Figure dataset records
-- -- --
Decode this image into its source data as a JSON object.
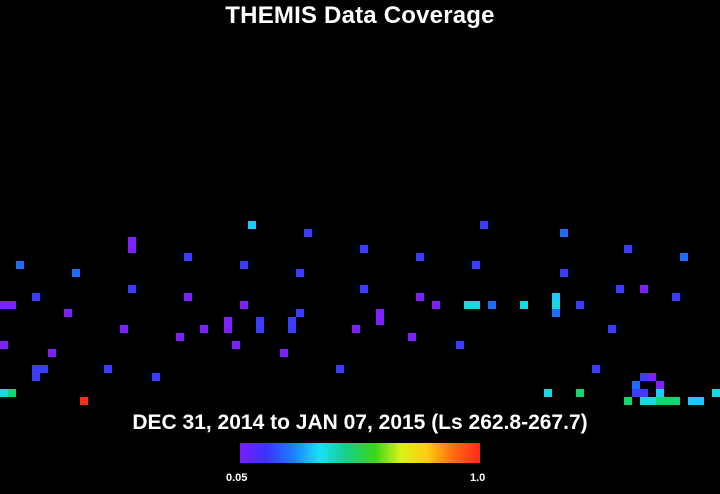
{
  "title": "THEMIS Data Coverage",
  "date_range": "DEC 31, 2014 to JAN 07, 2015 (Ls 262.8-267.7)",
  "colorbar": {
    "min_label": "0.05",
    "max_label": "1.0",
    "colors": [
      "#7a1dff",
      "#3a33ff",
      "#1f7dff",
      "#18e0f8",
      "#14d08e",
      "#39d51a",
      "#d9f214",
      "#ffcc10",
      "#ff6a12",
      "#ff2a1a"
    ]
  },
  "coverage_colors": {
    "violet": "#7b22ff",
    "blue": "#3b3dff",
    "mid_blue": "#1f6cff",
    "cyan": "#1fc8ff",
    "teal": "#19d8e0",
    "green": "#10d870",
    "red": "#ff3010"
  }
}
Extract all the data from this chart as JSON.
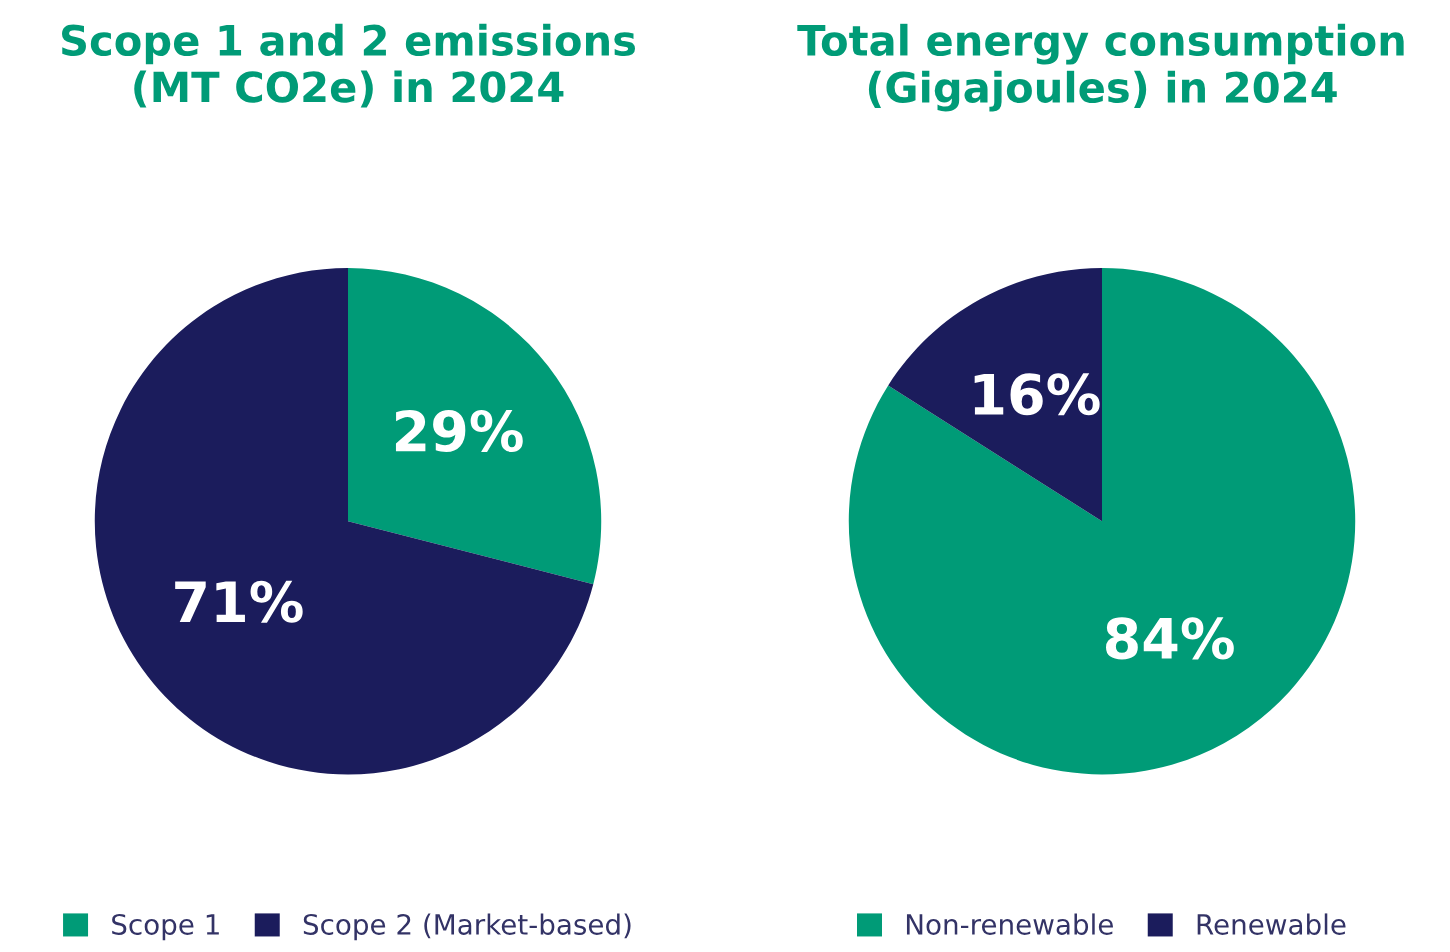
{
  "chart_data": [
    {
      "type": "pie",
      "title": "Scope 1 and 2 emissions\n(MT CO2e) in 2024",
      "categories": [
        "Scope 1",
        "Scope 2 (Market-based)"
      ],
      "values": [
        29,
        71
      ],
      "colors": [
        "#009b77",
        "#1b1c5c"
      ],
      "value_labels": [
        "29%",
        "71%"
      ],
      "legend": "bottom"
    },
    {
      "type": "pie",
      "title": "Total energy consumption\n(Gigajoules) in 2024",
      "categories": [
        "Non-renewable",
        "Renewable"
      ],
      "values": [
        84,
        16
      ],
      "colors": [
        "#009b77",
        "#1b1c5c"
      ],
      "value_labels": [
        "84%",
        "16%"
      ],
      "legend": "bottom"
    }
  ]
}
-- -- --
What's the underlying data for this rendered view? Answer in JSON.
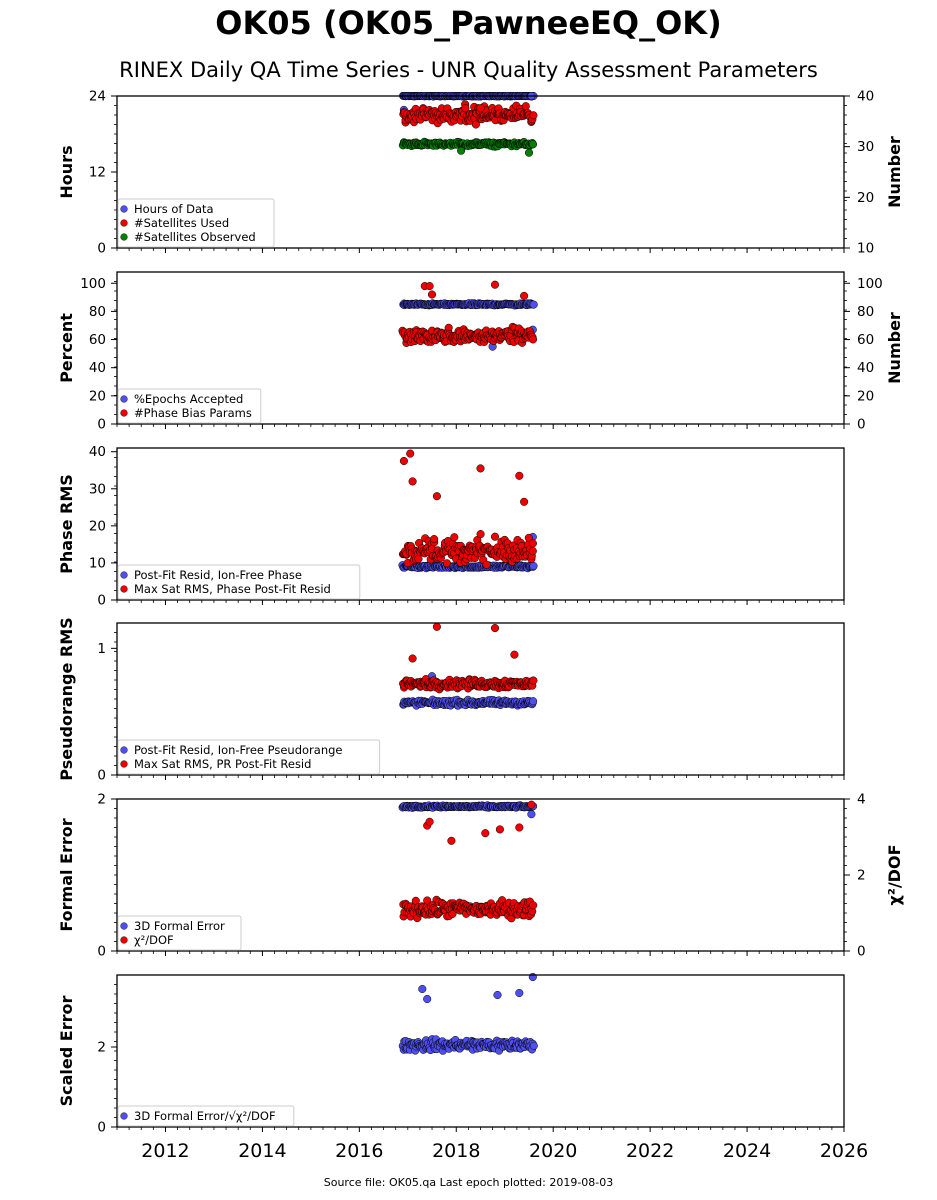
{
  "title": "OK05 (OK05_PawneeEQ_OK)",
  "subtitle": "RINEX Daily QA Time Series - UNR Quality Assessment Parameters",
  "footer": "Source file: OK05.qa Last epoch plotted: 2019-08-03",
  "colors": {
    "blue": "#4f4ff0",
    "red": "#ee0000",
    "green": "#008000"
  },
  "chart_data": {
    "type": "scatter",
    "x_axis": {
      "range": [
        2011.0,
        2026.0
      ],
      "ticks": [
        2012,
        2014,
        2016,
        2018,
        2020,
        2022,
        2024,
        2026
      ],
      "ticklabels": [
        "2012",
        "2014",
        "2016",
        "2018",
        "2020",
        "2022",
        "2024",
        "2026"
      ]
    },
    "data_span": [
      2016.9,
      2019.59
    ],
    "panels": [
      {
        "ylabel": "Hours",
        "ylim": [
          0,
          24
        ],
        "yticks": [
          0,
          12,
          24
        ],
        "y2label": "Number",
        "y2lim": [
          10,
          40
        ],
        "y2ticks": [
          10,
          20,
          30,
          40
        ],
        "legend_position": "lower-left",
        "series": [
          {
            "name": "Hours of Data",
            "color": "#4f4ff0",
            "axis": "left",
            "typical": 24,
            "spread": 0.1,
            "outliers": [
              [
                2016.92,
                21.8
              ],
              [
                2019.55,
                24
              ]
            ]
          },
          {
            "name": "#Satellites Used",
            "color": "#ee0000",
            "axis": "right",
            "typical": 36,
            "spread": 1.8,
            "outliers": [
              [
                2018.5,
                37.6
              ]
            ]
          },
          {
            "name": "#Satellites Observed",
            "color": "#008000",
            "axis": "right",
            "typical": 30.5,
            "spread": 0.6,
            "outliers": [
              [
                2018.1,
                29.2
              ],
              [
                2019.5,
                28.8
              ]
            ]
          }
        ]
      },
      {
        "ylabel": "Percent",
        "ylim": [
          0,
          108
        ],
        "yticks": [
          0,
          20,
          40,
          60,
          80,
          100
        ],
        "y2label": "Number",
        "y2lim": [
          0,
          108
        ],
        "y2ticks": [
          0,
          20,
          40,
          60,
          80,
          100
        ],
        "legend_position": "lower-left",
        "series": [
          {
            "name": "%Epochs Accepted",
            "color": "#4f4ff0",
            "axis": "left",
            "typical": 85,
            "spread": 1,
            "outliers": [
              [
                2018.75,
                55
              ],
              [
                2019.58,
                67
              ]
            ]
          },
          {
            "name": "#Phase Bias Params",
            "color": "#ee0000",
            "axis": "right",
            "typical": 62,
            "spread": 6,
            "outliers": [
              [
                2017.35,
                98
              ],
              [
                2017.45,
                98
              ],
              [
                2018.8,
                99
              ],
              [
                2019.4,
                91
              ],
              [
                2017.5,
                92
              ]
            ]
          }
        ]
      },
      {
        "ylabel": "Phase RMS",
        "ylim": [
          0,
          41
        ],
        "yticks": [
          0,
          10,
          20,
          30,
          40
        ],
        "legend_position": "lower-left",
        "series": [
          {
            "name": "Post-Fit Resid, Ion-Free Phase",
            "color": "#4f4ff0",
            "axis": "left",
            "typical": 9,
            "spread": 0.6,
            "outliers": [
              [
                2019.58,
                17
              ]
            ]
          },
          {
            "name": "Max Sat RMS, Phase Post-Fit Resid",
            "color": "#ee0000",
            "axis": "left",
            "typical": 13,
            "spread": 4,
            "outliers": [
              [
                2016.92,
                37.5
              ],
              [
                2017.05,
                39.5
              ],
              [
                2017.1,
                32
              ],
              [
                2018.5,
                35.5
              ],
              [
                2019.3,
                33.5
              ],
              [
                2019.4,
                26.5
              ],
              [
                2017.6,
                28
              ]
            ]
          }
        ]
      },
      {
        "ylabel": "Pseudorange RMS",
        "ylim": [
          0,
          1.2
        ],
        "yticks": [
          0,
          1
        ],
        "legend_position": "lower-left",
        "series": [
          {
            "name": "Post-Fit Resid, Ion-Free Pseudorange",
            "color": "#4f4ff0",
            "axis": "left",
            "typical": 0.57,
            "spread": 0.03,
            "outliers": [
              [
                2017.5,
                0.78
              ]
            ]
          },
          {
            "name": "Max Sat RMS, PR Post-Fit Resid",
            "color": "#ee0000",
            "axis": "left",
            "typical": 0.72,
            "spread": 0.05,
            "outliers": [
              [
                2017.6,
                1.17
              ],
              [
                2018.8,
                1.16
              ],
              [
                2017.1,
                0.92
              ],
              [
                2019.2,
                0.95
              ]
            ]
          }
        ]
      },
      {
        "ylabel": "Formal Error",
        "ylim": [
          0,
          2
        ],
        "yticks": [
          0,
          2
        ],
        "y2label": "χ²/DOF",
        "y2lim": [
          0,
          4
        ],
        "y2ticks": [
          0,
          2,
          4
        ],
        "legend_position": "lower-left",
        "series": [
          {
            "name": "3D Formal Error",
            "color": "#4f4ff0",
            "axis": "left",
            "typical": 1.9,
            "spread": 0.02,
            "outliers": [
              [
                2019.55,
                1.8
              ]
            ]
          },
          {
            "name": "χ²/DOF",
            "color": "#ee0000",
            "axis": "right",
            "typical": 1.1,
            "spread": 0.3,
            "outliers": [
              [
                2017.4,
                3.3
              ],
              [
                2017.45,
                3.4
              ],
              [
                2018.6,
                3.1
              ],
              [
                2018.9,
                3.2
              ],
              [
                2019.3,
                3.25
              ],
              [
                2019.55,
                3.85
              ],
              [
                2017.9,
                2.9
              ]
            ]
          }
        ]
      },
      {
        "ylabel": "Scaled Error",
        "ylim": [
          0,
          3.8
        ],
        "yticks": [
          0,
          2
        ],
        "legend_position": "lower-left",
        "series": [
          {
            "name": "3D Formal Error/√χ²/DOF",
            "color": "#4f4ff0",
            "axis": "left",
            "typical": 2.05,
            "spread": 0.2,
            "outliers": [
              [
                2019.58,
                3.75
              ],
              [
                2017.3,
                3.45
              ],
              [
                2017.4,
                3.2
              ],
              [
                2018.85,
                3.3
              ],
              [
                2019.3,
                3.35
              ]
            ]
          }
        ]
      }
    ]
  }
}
-- -- --
Find every line with the word "Pseudorange" and state how many there are, with no other words.

2